WORK TO COMPLETE: Pull every line containing "Universiteit" from the entries.

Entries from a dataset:
==========

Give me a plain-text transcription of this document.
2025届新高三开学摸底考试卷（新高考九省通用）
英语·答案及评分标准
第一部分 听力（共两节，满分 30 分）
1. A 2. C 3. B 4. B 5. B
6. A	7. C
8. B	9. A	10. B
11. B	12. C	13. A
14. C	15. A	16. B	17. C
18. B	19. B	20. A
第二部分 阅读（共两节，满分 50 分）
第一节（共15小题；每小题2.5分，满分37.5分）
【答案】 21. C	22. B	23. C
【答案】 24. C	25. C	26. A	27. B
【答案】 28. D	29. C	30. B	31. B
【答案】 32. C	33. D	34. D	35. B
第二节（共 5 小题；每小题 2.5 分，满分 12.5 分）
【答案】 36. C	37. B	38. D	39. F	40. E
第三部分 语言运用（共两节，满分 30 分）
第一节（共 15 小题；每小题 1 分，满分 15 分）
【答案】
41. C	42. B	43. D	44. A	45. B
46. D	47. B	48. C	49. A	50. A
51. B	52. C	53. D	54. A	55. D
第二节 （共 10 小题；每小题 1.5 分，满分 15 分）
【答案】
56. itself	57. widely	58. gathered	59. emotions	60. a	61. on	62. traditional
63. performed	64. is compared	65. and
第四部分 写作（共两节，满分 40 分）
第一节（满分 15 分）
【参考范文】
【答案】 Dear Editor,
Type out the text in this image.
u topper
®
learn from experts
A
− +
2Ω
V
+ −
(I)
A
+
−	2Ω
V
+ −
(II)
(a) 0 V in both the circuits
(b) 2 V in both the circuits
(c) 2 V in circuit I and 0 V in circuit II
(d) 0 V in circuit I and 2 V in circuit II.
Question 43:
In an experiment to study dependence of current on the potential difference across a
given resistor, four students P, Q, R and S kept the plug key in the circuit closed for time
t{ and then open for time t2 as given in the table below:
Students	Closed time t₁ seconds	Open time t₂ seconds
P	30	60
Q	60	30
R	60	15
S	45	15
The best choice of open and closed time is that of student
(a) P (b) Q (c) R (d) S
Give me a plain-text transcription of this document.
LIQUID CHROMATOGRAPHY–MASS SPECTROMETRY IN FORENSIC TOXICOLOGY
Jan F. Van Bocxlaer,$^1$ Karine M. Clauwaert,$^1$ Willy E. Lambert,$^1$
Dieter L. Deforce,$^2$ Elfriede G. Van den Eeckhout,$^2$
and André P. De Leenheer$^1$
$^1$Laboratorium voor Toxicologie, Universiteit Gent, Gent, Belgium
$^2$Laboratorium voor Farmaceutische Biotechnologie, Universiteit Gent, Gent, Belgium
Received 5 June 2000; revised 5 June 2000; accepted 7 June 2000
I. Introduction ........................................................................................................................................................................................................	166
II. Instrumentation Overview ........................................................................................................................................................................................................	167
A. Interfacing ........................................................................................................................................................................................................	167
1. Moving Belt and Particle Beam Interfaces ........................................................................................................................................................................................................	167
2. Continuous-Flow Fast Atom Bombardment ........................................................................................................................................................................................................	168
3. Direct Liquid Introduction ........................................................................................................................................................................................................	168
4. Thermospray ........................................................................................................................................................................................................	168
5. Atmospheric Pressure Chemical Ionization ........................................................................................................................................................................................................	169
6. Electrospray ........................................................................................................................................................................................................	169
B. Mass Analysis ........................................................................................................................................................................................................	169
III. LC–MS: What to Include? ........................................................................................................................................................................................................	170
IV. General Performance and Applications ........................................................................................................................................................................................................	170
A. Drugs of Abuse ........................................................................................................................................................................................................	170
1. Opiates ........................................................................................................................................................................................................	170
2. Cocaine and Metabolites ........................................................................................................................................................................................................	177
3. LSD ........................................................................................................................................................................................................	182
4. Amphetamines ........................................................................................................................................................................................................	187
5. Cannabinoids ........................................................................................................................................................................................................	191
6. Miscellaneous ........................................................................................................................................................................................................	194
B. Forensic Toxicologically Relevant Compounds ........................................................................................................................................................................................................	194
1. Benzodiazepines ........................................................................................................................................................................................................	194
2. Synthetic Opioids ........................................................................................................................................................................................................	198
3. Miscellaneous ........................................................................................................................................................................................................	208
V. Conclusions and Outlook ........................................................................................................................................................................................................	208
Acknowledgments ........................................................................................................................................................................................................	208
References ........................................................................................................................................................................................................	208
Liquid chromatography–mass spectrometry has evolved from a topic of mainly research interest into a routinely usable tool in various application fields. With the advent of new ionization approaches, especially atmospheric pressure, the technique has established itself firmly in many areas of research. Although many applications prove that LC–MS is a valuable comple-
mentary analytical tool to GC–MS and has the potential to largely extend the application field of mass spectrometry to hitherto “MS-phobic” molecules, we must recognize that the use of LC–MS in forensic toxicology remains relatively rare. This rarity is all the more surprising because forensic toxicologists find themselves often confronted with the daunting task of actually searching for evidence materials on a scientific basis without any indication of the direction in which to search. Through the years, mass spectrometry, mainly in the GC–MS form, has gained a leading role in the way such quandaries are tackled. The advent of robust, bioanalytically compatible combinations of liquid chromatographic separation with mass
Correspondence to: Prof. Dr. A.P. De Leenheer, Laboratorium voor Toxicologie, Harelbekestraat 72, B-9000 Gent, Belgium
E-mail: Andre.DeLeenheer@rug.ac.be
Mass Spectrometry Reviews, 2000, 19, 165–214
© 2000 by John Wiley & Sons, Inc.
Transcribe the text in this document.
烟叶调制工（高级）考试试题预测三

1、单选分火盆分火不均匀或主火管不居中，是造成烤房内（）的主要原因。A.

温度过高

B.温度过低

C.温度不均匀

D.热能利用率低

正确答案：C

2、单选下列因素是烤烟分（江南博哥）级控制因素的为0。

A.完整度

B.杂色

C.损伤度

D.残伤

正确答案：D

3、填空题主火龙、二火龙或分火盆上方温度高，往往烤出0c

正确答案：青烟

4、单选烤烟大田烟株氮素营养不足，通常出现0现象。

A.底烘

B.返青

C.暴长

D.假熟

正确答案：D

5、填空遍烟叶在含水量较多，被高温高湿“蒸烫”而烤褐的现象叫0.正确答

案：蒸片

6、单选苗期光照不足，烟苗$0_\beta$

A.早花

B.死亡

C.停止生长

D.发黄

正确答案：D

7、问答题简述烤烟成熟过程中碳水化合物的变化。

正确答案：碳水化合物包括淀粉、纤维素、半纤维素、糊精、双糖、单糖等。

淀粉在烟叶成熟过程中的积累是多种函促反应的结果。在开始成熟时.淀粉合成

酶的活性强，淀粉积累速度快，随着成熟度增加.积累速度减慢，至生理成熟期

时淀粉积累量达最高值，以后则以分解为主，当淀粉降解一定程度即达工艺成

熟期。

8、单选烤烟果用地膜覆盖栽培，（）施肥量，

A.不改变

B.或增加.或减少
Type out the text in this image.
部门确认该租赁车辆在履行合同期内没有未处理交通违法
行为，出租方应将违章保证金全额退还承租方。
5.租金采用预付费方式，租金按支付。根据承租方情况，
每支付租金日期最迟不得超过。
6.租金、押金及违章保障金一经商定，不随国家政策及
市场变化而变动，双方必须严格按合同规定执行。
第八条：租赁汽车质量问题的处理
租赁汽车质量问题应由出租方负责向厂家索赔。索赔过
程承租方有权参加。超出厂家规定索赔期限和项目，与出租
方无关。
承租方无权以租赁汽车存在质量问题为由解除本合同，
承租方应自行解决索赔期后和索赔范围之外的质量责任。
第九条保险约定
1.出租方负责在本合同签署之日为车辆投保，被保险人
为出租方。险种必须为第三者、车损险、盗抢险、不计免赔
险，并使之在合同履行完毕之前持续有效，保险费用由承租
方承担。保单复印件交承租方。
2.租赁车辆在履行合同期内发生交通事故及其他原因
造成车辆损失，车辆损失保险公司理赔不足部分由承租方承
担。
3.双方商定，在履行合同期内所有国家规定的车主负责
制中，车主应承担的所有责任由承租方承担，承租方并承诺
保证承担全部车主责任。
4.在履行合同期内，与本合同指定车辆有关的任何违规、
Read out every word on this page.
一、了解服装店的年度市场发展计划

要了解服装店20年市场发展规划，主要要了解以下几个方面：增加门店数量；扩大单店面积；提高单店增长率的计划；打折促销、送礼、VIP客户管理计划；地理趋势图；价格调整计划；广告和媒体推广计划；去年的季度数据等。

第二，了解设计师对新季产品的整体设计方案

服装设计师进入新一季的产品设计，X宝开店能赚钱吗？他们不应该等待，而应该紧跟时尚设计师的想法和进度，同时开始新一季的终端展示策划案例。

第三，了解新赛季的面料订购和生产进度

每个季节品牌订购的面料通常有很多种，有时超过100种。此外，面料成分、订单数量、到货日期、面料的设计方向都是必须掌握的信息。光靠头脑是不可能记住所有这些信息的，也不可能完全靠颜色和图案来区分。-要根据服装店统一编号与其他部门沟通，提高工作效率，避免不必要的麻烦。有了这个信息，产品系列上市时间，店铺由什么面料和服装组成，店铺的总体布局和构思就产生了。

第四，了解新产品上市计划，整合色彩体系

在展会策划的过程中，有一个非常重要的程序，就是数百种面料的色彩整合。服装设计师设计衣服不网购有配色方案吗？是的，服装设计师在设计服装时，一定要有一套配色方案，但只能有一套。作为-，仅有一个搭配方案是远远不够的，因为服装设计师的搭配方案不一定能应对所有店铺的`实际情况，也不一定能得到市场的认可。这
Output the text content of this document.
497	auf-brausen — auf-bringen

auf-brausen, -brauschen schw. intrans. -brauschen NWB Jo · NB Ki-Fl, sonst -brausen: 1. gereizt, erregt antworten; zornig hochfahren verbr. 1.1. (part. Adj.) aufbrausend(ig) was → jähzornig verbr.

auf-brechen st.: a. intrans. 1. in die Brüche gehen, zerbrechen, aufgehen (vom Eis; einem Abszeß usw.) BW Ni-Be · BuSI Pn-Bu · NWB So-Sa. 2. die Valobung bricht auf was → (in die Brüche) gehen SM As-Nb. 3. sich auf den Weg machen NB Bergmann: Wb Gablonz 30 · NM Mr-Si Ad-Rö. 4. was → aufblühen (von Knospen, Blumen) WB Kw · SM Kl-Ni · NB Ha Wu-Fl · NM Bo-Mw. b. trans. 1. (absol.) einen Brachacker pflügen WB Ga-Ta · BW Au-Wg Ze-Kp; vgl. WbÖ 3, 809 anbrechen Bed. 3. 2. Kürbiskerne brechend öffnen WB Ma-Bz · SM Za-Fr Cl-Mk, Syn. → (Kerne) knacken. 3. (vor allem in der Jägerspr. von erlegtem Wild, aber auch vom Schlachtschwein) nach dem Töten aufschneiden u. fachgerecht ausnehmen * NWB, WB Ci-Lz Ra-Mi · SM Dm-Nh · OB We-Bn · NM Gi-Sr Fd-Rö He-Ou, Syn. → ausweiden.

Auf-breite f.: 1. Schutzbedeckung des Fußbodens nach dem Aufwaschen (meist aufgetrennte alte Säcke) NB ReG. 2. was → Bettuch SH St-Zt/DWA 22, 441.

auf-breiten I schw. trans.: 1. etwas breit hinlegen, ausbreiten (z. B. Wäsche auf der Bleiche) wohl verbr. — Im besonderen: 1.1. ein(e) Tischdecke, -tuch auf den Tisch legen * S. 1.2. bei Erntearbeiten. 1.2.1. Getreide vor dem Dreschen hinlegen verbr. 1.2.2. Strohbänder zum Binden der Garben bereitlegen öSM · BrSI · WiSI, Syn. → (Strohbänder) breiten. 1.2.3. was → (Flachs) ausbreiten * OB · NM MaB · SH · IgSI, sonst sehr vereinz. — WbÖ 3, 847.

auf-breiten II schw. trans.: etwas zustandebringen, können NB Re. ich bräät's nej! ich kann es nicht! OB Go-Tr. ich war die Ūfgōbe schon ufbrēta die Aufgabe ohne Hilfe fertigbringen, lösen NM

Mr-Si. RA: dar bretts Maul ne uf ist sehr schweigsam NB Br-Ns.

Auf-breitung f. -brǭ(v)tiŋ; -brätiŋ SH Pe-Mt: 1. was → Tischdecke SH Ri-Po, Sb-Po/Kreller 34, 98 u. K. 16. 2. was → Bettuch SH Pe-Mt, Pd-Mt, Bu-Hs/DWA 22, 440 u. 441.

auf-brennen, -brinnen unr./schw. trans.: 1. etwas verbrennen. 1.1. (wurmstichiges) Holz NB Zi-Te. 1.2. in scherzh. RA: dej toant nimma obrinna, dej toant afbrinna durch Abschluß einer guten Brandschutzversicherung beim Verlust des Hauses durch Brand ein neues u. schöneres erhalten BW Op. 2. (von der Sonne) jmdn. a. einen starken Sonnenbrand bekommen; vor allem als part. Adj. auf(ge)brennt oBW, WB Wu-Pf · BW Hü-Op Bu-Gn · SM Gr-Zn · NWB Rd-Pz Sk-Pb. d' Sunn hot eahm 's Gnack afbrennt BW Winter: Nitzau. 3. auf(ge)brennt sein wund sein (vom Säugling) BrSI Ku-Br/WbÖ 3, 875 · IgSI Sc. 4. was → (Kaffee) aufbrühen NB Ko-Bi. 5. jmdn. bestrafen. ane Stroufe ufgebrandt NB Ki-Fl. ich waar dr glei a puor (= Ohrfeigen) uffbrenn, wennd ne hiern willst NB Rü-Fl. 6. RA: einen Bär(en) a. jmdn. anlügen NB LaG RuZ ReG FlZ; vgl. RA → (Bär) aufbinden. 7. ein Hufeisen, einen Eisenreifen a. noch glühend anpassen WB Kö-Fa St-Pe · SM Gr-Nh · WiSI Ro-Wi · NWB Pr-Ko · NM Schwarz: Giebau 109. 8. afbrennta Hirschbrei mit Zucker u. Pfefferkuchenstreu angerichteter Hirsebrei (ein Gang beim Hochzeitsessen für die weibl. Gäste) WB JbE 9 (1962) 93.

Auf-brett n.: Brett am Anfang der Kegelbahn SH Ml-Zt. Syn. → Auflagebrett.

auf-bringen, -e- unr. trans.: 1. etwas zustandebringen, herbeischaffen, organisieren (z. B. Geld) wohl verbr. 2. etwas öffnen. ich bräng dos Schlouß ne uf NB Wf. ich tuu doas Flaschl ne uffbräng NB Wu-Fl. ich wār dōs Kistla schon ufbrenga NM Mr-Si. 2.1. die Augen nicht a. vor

==========

TASK SOLUTION:
$^1$Laboratorium voor Toxicologie, Universiteit Gent, Gent, Belgium
$^2$Laboratorium voor Farmaceutische Biotechnologie, Universiteit Gent, Gent, Belgium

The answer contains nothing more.